* _Task requirements_
Copy every line of the records below that holds the word "text".

(Saved data entries)
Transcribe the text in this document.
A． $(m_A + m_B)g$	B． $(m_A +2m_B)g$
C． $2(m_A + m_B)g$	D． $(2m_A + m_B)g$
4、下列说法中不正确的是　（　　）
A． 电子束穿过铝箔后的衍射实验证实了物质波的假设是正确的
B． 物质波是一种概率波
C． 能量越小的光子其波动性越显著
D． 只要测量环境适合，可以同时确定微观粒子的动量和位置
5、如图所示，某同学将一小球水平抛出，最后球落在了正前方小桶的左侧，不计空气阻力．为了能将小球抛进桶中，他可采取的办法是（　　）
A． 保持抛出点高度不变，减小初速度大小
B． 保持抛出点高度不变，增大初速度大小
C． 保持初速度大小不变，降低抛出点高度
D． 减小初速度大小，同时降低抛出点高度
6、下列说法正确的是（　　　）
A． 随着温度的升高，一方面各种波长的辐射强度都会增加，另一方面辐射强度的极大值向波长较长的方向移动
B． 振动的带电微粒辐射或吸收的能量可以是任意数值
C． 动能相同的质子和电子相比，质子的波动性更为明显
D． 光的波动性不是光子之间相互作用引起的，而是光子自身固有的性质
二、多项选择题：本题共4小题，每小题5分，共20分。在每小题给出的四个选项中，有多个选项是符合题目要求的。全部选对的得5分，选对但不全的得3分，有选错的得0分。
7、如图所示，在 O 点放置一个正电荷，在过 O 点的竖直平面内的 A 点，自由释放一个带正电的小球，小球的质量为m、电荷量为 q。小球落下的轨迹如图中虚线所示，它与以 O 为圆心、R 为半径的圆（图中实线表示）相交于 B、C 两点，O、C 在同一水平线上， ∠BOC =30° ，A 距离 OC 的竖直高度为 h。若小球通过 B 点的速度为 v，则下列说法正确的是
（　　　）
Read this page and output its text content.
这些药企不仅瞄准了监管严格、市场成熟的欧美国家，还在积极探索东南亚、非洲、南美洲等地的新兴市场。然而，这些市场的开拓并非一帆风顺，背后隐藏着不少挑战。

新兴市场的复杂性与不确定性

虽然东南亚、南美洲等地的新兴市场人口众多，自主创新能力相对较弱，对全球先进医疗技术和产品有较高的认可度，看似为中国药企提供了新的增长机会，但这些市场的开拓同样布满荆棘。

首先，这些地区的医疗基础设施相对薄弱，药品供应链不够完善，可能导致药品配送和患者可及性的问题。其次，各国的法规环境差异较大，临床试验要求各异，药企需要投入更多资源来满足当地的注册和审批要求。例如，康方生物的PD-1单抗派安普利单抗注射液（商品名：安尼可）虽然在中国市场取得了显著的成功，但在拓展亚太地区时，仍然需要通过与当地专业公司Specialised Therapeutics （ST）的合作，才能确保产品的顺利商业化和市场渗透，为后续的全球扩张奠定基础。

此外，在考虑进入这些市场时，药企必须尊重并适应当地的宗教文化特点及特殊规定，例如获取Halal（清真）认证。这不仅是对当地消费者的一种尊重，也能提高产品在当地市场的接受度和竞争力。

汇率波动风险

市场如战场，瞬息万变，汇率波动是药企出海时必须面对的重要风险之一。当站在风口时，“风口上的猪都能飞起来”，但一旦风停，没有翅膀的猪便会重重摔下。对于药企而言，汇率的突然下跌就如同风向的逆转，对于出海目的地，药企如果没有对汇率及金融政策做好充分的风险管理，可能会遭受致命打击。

* _Complete response_
Transcribe the text in this document.
Read this page and output its text content.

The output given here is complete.